**Your objective**. Edit the listing from its start through the line containing "i need the location", replacing "bar" with "column" and leaving everything else unchanged. Leave the pictures out of your answer.
--------------------------------------------------
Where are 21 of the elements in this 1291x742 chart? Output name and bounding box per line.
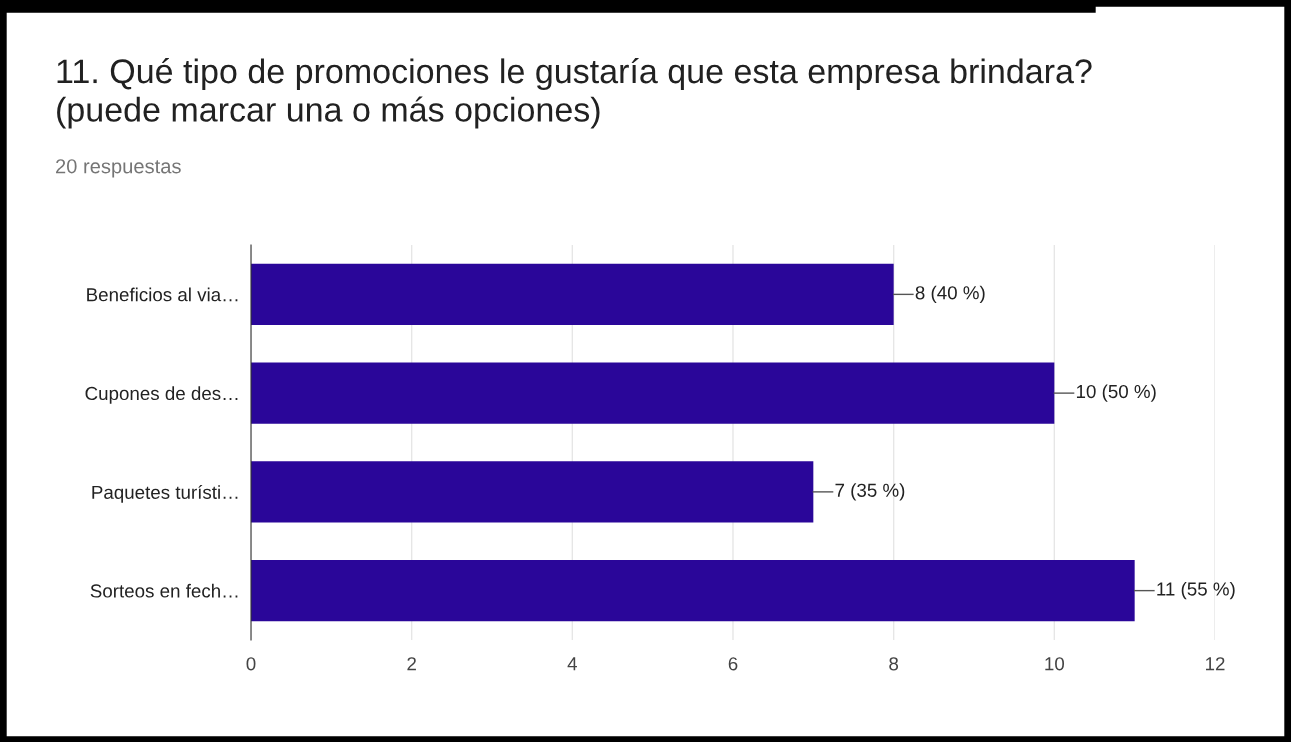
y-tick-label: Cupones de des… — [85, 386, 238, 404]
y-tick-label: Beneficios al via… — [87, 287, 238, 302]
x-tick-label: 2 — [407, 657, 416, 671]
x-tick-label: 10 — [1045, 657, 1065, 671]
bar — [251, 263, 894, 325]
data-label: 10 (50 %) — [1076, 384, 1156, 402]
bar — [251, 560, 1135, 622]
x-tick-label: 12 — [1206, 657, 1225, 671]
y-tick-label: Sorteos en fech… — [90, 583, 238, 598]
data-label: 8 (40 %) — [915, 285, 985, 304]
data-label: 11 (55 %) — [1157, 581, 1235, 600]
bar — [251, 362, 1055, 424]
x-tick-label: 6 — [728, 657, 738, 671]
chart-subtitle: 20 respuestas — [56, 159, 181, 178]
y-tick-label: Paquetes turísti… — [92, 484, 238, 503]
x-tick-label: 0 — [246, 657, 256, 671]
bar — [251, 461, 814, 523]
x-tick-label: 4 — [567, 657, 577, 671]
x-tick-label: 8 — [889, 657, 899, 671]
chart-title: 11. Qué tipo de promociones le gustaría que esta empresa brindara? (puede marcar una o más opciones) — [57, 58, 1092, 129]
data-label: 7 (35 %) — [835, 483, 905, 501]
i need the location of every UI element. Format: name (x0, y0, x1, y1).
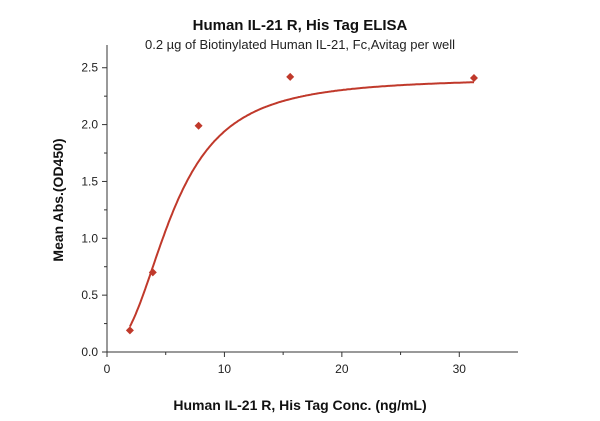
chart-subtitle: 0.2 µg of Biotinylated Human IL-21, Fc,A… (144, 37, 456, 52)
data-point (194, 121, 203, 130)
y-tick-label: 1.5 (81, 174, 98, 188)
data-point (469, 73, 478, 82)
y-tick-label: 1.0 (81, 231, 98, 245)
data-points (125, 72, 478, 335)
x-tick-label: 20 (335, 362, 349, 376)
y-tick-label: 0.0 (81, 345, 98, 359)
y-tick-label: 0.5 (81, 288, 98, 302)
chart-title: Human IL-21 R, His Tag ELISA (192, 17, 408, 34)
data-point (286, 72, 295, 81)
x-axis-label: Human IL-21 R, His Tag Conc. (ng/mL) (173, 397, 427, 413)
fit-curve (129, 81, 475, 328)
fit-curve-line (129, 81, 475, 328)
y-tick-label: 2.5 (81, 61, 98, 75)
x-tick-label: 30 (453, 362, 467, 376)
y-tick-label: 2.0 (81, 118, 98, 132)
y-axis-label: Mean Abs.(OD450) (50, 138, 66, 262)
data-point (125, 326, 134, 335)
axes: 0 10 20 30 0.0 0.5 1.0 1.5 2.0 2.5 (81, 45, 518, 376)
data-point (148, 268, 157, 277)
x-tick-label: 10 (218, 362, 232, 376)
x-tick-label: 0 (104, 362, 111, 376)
--------------------------------------------------
**Reply to the task**.
Where are 21 of the elements in this 1291x742 chart? Output name and bounding box per line.
y-tick-label: Cupones de des… — [85, 386, 238, 404]
y-tick-label: Beneficios al via… — [87, 287, 238, 302]
x-tick-label: 2 — [407, 657, 416, 671]
x-tick-label: 10 — [1045, 657, 1065, 671]
column — [251, 263, 894, 325]
data-label: 10 (50 %) — [1076, 384, 1156, 402]
column — [251, 560, 1135, 622]
x-tick-label: 12 — [1206, 657, 1225, 671]
y-tick-label: Sorteos en fech… — [90, 583, 238, 598]
data-label: 8 (40 %) — [915, 285, 985, 304]
data-label: 11 (55 %) — [1157, 581, 1235, 600]
column — [251, 362, 1055, 424]
x-tick-label: 6 — [728, 657, 738, 671]
chart-subtitle: 20 respuestas — [56, 159, 181, 178]
y-tick-label: Paquetes turísti… — [92, 484, 238, 503]
x-tick-label: 0 — [246, 657, 256, 671]
column — [251, 461, 814, 523]
x-tick-label: 4 — [567, 657, 577, 671]
x-tick-label: 8 — [889, 657, 899, 671]
chart-title: 11. Qué tipo de promociones le gustaría que esta empresa brindara? (puede marcar una o más opciones) — [57, 58, 1092, 129]
data-label: 7 (35 %) — [835, 483, 905, 501]
i need the location of every UI element. Format: name (x0, y0, x1, y1).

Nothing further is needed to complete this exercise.